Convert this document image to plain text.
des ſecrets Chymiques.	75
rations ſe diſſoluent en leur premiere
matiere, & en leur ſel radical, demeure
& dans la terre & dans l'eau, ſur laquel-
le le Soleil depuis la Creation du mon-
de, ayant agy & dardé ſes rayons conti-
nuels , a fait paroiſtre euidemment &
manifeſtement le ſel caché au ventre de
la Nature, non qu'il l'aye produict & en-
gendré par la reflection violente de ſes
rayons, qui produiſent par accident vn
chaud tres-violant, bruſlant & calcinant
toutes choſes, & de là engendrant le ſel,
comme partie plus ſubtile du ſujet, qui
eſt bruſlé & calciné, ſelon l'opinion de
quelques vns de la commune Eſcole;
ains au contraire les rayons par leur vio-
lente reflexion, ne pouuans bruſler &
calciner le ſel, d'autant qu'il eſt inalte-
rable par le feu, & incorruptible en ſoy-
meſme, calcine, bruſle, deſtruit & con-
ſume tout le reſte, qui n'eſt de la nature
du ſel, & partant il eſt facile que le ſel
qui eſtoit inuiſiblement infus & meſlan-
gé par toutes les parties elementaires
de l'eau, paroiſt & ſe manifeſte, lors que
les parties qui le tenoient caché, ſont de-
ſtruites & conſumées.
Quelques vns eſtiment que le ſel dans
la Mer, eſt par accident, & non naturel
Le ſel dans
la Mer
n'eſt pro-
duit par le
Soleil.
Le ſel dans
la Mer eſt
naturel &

# # # #

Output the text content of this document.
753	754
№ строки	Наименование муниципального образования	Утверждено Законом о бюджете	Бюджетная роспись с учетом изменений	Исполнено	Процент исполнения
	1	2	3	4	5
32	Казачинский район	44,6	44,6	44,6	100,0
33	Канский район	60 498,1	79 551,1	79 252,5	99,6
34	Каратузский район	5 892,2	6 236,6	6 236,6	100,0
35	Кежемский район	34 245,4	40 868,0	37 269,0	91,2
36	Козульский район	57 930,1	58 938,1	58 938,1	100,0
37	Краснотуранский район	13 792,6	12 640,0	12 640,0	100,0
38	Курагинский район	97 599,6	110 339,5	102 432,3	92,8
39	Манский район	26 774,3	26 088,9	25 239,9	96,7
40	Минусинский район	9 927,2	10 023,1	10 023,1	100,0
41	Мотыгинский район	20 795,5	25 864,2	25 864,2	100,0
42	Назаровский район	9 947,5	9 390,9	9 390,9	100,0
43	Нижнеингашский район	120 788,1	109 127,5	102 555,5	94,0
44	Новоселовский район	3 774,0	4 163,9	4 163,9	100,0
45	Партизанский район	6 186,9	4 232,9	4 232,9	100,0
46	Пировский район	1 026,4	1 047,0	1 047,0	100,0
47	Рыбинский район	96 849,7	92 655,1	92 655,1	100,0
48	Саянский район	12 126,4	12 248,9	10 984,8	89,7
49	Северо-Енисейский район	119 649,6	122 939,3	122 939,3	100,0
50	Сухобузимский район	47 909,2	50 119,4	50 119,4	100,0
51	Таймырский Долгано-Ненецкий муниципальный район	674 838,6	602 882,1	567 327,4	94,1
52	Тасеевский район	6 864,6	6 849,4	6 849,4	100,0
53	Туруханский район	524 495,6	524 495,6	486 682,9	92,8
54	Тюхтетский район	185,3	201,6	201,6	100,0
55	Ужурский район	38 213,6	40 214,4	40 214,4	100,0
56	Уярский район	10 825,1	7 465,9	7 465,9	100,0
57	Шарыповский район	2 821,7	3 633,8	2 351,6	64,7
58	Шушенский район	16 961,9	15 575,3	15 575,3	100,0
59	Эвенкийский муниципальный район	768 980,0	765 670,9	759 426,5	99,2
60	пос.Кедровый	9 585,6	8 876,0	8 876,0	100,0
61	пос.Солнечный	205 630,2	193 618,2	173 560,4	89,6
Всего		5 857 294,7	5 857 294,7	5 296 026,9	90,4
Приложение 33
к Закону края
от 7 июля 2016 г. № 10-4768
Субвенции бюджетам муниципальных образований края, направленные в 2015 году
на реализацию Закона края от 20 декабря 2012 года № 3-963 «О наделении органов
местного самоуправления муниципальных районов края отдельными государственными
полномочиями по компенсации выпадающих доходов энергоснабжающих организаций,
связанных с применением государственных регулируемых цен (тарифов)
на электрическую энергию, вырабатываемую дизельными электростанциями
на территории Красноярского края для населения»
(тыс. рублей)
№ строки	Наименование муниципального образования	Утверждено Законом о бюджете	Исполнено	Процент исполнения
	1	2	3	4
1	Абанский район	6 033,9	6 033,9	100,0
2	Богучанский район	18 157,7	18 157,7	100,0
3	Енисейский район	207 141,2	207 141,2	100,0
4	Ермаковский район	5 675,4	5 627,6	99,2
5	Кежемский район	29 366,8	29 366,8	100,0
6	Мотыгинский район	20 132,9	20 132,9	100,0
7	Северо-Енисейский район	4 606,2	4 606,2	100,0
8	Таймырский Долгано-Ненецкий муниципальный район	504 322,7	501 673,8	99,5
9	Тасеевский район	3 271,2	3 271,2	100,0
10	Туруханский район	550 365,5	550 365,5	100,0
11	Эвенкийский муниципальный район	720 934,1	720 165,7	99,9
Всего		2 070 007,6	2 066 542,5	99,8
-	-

# # # #

**WORK REQUIRED**
Return all lines containing the word "Исполнено".

**RESPONSE TO THE TASK**
№ строки	Наименование муниципального образования	Утверждено Законом о бюджете	Бюджетная роспись с учетом изменений	Исполнено	Процент исполнения
№ строки	Наименование муниципального образования	Утверждено Законом о бюджете	Исполнено	Процент исполнения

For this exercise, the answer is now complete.